* Exercise aim *
Give the entries again exactly, every one of them.

* Information given *
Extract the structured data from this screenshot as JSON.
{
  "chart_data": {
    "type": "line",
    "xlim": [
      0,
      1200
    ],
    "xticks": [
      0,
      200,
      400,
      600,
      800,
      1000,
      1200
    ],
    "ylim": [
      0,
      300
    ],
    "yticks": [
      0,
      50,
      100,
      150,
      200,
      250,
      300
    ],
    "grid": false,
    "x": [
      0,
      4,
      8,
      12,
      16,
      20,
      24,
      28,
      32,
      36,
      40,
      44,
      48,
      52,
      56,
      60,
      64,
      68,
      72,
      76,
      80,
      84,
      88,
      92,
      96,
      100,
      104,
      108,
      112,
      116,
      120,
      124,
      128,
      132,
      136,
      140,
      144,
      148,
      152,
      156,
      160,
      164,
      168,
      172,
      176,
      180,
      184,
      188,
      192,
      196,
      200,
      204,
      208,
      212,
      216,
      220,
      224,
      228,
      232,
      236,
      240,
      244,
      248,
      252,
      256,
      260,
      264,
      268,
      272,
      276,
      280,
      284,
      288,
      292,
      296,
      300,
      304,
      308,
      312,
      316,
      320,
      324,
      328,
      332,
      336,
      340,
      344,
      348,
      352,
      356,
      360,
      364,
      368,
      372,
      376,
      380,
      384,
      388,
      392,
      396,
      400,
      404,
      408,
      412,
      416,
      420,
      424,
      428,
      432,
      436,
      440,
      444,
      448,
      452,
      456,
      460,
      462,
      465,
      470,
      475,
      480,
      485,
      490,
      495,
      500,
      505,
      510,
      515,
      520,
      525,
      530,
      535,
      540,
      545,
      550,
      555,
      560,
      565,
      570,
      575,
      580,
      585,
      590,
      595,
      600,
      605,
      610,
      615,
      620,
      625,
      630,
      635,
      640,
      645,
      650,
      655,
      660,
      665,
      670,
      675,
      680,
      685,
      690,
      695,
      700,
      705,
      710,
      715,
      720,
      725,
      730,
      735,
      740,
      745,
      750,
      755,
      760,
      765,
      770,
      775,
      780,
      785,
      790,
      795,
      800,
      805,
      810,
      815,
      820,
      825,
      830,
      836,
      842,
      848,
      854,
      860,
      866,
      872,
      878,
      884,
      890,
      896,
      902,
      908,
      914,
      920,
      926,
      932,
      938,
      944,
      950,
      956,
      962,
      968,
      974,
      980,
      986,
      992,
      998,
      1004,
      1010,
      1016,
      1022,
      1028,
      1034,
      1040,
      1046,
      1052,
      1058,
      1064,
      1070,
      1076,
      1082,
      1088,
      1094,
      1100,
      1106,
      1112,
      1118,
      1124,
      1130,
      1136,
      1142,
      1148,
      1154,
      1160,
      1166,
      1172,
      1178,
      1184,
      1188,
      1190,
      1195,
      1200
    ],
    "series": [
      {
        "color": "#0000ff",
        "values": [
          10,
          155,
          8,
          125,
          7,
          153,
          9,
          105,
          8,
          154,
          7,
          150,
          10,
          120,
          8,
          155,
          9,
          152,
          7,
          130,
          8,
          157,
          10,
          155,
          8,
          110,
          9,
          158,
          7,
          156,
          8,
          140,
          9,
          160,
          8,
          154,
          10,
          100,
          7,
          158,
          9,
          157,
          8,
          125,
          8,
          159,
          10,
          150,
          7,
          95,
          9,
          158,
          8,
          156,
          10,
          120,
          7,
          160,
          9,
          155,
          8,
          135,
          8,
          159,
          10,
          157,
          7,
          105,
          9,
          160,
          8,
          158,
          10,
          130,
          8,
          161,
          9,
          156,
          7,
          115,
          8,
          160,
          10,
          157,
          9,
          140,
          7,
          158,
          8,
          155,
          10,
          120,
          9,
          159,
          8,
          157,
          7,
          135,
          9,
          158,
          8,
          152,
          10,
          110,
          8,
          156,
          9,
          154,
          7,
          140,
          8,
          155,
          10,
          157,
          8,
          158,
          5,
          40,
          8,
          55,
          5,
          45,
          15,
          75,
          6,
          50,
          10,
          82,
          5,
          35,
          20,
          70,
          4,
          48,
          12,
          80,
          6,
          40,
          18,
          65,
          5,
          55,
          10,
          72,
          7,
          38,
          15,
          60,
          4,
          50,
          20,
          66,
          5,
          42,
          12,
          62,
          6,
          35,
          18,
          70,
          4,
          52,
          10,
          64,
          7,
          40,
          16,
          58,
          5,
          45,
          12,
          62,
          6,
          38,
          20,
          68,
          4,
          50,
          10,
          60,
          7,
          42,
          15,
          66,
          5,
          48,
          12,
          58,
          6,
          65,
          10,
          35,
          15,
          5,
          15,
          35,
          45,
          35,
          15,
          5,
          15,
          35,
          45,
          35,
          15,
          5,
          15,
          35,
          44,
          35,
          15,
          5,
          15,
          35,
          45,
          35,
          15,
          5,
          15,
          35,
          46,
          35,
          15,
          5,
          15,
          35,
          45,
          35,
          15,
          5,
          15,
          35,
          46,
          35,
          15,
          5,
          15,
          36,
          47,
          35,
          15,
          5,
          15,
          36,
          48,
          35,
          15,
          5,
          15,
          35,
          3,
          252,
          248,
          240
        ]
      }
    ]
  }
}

* Answer to this exercise *
Extract the structured data from this screenshot as JSON.
{
  "chart_data": {
    "type": "line",
    "xlim": [
      0,
      1200
    ],
    "xticks": [
      0,
      200,
      400,
      600,
      800,
      1000,
      1200
    ],
    "ylim": [
      0,
      300
    ],
    "yticks": [
      0,
      50,
      100,
      150,
      200,
      250,
      300
    ],
    "grid": false,
    "x": [
      0,
      4,
      8,
      12,
      16,
      20,
      24,
      28,
      32,
      36,
      40,
      44,
      48,
      52,
      56,
      60,
      64,
      68,
      72,
      76,
      80,
      84,
      88,
      92,
      96,
      100,
      104,
      108,
      112,
      116,
      120,
      124,
      128,
      132,
      136,
      140,
      144,
      148,
      152,
      156,
      160,
      164,
      168,
      172,
      176,
      180,
      184,
      188,
      192,
      196,
      200,
      204,
      208,
      212,
      216,
      220,
      224,
      228,
      232,
      236,
      240,
      244,
      248,
      252,
      256,
      260,
      264,
      268,
      272,
      276,
      280,
      284,
      288,
      292,
      296,
      300,
      304,
      308,
      312,
      316,
      320,
      324,
      328,
      332,
      336,
      340,
      344,
      348,
      352,
      356,
      360,
      364,
      368,
      372,
      376,
      380,
      384,
      388,
      392,
      396,
      400,
      404,
      408,
      412,
      416,
      420,
      424,
      428,
      432,
      436,
      440,
      444,
      448,
      452,
      456,
      460,
      462,
      465,
      470,
      475,
      480,
      485,
      490,
      495,
      500,
      505,
      510,
      515,
      520,
      525,
      530,
      535,
      540,
      545,
      550,
      555,
      560,
      565,
      570,
      575,
      580,
      585,
      590,
      595,
      600,
      605,
      610,
      615,
      620,
      625,
      630,
      635,
      640,
      645,
      650,
      655,
      660,
      665,
      670,
      675,
      680,
      685,
      690,
      695,
      700,
      705,
      710,
      715,
      720,
      725,
      730,
      735,
      740,
      745,
      750,
      755,
      760,
      765,
      770,
      775,
      780,
      785,
      790,
      795,
      800,
      805,
      810,
      815,
      820,
      825,
      830,
      836,
      842,
      848,
      854,
      860,
      866,
      872,
      878,
      884,
      890,
      896,
      902,
      908,
      914,
      920,
      926,
      932,
      938,
      944,
      950,
      956,
      962,
      968,
      974,
      980,
      986,
      992,
      998,
      1004,
      1010,
      1016,
      1022,
      1028,
      1034,
      1040,
      1046,
      1052,
      1058,
      1064,
      1070,
      1076,
      1082,
      1088,
      1094,
      1100,
      1106,
      1112,
      1118,
      1124,
      1130,
      1136,
      1142,
      1148,
      1154,
      1160,
      1166,
      1172,
      1178,
      1184,
      1188,
      1190,
      1195,
      1200
    ],
    "series": [
      {
        "color": "#0000ff",
        "values": [
          10,
          155,
          8,
          125,
          7,
          153,
          9,
          105,
          8,
          154,
          7,
          150,
          10,
          120,
          8,
          155,
          9,
          152,
          7,
          130,
          8,
          157,
          10,
          155,
          8,
          110,
          9,
          158,
          7,
          156,
          8,
          140,
          9,
          160,
          8,
          154,
          10,
          100,
          7,
          158,
          9,
          157,
          8,
          125,
          8,
          159,
          10,
          150,
          7,
          95,
          9,
          158,
          8,
          156,
          10,
          120,
          7,
          160,
          9,
          155,
          8,
          135,
          8,
          159,
          10,
          157,
          7,
          105,
          9,
          160,
          8,
          158,
          10,
          130,
          8,
          161,
          9,
          156,
          7,
          115,
          8,
          160,
          10,
          157,
          9,
          140,
          7,
          158,
          8,
          155,
          10,
          120,
          9,
          159,
          8,
          157,
          7,
          135,
          9,
          158,
          8,
          152,
          10,
          110,
          8,
          156,
          9,
          154,
          7,
          140,
          8,
          155,
          10,
          157,
          8,
          158,
          5,
          40,
          8,
          55,
          5,
          45,
          15,
          75,
          6,
          50,
          10,
          82,
          5,
          35,
          20,
          70,
          4,
          48,
          12,
          80,
          6,
          40,
          18,
          65,
          5,
          55,
          10,
          72,
          7,
          38,
          15,
          60,
          4,
          50,
          20,
          66,
          5,
          42,
          12,
          62,
          6,
          35,
          18,
          70,
          4,
          52,
          10,
          64,
          7,
          40,
          16,
          58,
          5,
          45,
          12,
          62,
          6,
          38,
          20,
          68,
          4,
          50,
          10,
          60,
          7,
          42,
          15,
          66,
          5,
          48,
          12,
          58,
          6,
          65,
          10,
          35,
          15,
          5,
          15,
          35,
          45,
          35,
          15,
          5,
          15,
          35,
          45,
          35,
          15,
          5,
          15,
          35,
          44,
          35,
          15,
          5,
          15,
          35,
          45,
          35,
          15,
          5,
          15,
          35,
          46,
          35,
          15,
          5,
          15,
          35,
          45,
          35,
          15,
          5,
          15,
          35,
          46,
          35,
          15,
          5,
          15,
          36,
          47,
          35,
          15,
          5,
          15,
          36,
          48,
          35,
          15,
          5,
          15,
          35,
          3,
          252,
          248,
          240
        ]
      }
    ]
  }
}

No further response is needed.